◆ WORK TO DO:
Track down every line below that holds "this" and copy it.

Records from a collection
>>>
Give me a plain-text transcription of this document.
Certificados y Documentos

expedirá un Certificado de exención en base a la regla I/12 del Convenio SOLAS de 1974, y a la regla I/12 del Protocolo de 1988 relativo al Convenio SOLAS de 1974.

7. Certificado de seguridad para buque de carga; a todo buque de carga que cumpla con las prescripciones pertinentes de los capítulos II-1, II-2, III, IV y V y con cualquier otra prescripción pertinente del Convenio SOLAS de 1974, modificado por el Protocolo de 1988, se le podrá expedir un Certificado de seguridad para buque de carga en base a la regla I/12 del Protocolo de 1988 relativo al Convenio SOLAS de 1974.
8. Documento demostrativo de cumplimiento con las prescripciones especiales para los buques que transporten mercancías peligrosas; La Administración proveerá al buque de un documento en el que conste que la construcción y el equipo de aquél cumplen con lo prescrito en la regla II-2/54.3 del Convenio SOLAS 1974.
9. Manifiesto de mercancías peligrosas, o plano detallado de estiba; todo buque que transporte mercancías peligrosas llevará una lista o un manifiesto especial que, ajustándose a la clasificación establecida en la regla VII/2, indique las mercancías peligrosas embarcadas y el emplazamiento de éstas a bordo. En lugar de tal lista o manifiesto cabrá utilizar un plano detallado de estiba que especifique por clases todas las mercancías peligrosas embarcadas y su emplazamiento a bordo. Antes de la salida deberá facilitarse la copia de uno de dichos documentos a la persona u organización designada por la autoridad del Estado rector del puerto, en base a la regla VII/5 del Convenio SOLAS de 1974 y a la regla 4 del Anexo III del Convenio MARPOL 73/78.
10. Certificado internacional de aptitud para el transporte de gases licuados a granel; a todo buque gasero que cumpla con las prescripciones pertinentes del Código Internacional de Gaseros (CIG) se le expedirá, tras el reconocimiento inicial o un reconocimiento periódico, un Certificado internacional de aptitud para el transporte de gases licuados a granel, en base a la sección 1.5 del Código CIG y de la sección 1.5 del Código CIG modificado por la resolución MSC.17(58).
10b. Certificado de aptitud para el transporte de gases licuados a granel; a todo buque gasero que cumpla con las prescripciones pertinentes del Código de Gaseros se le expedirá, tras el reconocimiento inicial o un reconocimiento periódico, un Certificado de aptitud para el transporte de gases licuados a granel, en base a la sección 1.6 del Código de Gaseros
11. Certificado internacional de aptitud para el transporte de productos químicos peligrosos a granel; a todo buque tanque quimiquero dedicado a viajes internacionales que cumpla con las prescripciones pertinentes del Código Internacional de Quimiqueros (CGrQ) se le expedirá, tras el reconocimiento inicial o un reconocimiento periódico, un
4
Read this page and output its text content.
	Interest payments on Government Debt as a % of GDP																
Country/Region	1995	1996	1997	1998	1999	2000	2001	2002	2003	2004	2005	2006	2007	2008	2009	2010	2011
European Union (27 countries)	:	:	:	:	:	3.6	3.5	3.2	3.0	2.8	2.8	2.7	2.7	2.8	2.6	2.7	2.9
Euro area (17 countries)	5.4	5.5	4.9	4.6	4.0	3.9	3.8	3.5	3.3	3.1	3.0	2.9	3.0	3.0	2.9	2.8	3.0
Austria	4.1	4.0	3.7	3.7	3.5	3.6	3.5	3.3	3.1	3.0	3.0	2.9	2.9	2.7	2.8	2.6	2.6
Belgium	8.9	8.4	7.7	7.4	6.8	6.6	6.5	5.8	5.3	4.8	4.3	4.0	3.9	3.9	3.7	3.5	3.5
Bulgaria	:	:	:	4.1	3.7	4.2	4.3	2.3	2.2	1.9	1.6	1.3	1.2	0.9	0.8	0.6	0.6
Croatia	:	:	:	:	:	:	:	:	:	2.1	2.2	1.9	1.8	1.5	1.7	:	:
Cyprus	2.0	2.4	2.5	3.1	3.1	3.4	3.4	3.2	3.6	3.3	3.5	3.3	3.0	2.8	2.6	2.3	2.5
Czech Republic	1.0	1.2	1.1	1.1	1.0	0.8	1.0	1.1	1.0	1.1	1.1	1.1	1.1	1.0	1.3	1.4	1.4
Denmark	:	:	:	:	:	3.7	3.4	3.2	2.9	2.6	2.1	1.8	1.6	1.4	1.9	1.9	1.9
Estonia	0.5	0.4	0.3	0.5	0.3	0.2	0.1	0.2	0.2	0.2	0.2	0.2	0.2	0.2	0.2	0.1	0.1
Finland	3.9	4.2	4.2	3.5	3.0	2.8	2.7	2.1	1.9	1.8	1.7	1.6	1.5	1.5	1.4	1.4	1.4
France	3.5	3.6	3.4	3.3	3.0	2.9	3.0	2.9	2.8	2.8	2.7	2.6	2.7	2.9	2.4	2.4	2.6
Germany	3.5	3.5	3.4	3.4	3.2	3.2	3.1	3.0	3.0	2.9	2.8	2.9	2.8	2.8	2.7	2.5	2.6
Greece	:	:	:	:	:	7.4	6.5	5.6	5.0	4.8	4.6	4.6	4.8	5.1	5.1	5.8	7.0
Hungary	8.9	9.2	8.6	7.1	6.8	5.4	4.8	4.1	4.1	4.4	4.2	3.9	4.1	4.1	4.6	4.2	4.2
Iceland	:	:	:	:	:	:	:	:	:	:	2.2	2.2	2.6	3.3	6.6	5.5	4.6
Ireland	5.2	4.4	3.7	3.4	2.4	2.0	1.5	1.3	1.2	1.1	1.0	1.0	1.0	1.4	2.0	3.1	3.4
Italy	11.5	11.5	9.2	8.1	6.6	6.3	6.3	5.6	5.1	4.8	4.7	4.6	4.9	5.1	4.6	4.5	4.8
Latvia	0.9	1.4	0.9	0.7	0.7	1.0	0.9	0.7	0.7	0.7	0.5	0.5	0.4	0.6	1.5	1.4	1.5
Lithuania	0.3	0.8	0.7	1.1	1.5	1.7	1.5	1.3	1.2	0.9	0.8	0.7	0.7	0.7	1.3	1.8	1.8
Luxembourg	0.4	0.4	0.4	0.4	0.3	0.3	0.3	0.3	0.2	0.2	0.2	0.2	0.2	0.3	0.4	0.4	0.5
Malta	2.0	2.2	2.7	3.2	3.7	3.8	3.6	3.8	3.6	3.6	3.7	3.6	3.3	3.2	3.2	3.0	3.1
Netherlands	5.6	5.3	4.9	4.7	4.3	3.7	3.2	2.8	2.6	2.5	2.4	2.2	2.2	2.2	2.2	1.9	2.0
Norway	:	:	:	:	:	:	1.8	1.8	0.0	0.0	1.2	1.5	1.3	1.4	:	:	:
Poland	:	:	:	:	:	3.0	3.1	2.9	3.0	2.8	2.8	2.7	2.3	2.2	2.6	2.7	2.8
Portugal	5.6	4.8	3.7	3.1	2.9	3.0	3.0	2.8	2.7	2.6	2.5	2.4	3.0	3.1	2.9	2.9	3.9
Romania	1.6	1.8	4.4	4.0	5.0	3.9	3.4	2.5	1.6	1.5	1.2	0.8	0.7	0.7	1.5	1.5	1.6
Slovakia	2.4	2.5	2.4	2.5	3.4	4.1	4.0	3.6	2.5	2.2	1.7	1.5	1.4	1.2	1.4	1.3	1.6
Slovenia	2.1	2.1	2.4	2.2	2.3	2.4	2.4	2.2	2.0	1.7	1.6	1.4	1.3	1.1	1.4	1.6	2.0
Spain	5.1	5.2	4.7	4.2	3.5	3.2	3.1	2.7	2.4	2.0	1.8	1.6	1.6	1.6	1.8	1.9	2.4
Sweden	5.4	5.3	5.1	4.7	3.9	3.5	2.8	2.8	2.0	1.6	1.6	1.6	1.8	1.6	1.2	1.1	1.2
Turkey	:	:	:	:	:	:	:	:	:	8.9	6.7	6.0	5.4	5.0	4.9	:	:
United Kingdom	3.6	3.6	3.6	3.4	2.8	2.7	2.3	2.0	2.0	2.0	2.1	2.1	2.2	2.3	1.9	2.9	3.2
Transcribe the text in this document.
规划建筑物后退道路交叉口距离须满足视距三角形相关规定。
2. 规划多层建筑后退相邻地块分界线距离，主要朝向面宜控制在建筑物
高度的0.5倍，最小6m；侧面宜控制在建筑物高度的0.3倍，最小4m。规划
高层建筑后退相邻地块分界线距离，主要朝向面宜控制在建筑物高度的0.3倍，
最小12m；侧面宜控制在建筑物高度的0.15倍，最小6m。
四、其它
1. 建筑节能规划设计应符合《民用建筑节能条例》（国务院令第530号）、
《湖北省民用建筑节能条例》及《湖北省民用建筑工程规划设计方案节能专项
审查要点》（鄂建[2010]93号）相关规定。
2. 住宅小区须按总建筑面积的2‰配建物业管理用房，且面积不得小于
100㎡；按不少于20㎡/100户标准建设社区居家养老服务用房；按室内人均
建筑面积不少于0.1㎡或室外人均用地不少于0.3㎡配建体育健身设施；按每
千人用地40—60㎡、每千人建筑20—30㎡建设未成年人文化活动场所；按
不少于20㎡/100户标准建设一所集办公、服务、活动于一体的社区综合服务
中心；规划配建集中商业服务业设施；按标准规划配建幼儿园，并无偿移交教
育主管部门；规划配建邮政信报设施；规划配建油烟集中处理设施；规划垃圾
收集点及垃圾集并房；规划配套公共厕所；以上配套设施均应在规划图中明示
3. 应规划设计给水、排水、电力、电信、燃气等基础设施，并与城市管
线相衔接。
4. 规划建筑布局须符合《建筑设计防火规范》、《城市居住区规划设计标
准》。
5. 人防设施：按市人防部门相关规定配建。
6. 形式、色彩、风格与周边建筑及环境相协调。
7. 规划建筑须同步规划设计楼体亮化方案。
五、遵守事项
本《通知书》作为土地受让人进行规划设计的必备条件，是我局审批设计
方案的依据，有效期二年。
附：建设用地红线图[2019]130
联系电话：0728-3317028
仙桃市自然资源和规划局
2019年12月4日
<<<
◆ CORRECT RESULT:
Give me a plain-text transcription of this document.
Read this page and output its text content.
Transcribe the text in this document.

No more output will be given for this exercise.